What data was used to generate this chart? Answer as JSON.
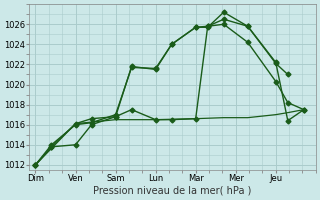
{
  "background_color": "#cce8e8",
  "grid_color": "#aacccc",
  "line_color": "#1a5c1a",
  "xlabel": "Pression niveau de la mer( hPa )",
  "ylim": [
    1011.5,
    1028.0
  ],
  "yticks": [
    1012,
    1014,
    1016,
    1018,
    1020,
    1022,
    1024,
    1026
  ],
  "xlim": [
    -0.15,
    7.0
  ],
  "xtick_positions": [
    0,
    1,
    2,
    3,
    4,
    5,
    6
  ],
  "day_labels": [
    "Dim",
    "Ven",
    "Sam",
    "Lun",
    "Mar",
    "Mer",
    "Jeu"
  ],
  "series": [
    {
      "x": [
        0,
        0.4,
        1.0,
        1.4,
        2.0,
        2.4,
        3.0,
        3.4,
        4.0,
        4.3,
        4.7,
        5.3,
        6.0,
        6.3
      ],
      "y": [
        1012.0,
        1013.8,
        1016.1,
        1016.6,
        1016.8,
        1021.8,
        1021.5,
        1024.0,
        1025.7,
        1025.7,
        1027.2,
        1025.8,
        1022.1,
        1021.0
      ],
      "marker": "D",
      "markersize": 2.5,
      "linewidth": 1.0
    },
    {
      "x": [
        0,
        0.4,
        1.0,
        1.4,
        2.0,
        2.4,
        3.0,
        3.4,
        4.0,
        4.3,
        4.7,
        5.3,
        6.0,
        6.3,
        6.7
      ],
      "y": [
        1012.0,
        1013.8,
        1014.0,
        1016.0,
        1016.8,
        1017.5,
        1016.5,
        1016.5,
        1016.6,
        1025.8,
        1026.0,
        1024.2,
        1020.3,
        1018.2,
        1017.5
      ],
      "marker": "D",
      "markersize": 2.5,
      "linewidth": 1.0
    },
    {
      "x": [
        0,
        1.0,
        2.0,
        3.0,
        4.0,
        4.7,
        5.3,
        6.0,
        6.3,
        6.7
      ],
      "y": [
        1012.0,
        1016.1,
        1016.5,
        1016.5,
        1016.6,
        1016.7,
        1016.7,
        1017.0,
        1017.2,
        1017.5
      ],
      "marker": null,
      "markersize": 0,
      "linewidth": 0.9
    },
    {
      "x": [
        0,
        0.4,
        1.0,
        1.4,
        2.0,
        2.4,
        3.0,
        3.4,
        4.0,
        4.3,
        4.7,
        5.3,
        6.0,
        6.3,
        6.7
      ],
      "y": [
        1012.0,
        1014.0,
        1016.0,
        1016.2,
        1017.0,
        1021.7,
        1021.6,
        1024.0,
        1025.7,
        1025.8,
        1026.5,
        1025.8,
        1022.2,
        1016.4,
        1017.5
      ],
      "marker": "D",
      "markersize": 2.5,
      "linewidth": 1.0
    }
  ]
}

---

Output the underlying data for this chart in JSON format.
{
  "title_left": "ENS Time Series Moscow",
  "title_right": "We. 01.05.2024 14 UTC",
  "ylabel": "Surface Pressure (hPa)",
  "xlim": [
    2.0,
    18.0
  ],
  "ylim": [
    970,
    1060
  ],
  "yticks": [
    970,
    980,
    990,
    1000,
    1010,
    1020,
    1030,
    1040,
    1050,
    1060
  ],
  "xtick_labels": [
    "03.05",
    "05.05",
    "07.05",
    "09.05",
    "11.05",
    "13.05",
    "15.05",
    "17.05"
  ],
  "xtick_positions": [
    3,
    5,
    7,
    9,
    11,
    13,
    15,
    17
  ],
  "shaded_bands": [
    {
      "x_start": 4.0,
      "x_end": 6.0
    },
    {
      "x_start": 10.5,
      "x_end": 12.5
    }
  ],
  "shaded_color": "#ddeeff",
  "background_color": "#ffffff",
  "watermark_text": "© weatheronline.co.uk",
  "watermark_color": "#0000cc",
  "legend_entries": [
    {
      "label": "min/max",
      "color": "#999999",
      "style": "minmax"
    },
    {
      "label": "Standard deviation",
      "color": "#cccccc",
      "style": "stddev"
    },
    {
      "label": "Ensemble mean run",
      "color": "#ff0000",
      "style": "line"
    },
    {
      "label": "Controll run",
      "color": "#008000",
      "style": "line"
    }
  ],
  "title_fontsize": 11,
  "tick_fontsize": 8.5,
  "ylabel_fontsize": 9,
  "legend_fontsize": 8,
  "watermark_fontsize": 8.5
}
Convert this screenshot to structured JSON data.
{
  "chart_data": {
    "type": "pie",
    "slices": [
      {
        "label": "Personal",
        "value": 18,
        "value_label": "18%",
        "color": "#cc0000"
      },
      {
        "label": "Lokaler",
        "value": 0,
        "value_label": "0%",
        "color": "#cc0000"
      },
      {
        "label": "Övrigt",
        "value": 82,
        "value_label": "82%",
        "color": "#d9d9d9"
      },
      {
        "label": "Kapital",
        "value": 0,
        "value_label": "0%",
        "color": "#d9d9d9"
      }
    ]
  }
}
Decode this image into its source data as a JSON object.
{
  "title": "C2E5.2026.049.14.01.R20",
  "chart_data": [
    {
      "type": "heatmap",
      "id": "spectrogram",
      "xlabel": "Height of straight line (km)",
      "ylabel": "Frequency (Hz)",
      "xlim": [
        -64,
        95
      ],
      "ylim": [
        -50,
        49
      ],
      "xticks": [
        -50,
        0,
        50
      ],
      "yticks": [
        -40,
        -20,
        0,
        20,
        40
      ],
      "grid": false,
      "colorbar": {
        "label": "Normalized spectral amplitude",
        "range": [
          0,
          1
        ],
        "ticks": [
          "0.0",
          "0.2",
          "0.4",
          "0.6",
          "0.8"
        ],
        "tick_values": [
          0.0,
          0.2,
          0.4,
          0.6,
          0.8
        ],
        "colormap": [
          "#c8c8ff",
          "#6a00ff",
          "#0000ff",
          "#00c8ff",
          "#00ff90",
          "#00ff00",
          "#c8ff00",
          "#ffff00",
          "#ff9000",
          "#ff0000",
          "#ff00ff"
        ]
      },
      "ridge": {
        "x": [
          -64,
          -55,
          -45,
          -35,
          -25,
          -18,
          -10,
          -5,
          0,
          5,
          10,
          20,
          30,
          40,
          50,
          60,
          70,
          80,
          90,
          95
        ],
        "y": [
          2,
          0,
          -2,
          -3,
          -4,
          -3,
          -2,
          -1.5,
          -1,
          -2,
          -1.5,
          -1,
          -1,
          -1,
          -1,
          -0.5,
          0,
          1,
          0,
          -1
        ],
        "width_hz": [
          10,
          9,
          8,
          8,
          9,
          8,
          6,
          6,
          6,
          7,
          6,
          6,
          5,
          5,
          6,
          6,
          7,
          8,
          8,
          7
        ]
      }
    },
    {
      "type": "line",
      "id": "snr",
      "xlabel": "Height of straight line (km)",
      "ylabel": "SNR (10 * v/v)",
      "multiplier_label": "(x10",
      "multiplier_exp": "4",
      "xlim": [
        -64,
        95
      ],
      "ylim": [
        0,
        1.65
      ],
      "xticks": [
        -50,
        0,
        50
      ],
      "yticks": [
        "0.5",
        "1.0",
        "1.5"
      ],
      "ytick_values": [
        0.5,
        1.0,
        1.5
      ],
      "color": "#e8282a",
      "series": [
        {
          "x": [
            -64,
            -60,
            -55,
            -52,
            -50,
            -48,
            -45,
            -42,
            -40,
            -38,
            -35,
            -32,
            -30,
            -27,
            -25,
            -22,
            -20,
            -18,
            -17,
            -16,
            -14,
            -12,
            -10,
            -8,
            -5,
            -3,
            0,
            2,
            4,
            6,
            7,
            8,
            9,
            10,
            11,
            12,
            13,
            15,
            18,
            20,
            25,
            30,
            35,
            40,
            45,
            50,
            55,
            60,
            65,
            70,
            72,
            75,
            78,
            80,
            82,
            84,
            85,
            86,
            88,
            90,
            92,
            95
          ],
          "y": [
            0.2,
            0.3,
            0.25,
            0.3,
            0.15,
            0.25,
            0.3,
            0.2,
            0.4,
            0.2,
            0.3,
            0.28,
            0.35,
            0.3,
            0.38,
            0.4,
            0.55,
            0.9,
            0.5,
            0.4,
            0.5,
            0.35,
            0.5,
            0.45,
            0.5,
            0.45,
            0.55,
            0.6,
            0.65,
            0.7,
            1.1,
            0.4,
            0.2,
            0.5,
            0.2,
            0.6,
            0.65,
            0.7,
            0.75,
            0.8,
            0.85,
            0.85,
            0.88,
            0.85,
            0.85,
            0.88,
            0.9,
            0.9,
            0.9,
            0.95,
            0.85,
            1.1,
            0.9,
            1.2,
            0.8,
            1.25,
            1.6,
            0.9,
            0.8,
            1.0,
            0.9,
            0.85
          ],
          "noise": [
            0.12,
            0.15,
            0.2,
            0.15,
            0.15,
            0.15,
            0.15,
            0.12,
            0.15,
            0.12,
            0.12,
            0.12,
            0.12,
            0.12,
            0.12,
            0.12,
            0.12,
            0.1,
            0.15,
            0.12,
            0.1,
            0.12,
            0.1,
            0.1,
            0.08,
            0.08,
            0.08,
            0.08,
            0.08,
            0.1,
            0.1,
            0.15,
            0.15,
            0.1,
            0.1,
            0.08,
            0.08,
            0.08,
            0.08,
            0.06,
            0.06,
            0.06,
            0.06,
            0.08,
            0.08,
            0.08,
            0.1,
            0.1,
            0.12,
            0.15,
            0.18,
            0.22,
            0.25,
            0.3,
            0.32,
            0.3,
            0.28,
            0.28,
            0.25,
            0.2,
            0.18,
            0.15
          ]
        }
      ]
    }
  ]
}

==

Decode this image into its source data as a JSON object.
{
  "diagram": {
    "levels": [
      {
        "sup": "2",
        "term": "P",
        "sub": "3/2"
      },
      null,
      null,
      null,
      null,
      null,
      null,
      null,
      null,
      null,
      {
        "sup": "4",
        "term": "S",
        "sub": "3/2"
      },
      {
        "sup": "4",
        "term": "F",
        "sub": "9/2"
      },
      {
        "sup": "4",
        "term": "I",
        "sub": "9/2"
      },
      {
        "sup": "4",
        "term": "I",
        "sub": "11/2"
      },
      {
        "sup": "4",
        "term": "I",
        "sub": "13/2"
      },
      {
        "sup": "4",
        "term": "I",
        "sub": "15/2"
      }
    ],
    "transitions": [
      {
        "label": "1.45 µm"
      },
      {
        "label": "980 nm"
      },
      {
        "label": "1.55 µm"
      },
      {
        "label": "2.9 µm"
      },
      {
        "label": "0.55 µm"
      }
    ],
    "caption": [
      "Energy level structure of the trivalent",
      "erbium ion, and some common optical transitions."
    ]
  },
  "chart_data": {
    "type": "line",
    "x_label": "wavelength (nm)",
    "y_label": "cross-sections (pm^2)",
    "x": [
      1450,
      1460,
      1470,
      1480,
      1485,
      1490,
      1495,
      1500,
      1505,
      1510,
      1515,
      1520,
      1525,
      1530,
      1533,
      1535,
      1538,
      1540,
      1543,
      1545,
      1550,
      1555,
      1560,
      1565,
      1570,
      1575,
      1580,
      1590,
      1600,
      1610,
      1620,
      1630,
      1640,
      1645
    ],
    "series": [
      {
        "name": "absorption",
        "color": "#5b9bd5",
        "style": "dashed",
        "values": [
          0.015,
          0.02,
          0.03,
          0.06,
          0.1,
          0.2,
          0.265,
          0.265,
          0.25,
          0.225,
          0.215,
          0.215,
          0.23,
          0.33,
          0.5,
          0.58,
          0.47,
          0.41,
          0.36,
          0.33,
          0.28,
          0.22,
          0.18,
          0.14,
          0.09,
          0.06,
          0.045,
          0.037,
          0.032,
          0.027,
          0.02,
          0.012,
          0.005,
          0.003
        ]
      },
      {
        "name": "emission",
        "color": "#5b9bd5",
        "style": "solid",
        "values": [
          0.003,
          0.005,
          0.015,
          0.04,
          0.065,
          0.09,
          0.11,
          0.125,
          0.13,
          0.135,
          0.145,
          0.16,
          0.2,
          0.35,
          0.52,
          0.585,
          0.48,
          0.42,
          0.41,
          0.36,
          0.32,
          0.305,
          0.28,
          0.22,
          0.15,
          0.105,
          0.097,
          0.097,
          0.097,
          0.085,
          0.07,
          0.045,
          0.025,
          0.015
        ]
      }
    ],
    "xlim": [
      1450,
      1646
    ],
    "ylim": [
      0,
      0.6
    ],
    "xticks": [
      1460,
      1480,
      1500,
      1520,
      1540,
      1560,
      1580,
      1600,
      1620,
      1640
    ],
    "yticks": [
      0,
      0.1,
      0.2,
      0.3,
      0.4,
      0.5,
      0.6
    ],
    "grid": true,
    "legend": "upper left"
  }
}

* **PROBLEM**:
Copy all lines in the listing above where the string "style" appears.

* **REPLY**:
      "style": "minmax"
      "style": "stddev"
      "style": "line"
      "style": "line"
        "style": "dashed",
        "style": "solid",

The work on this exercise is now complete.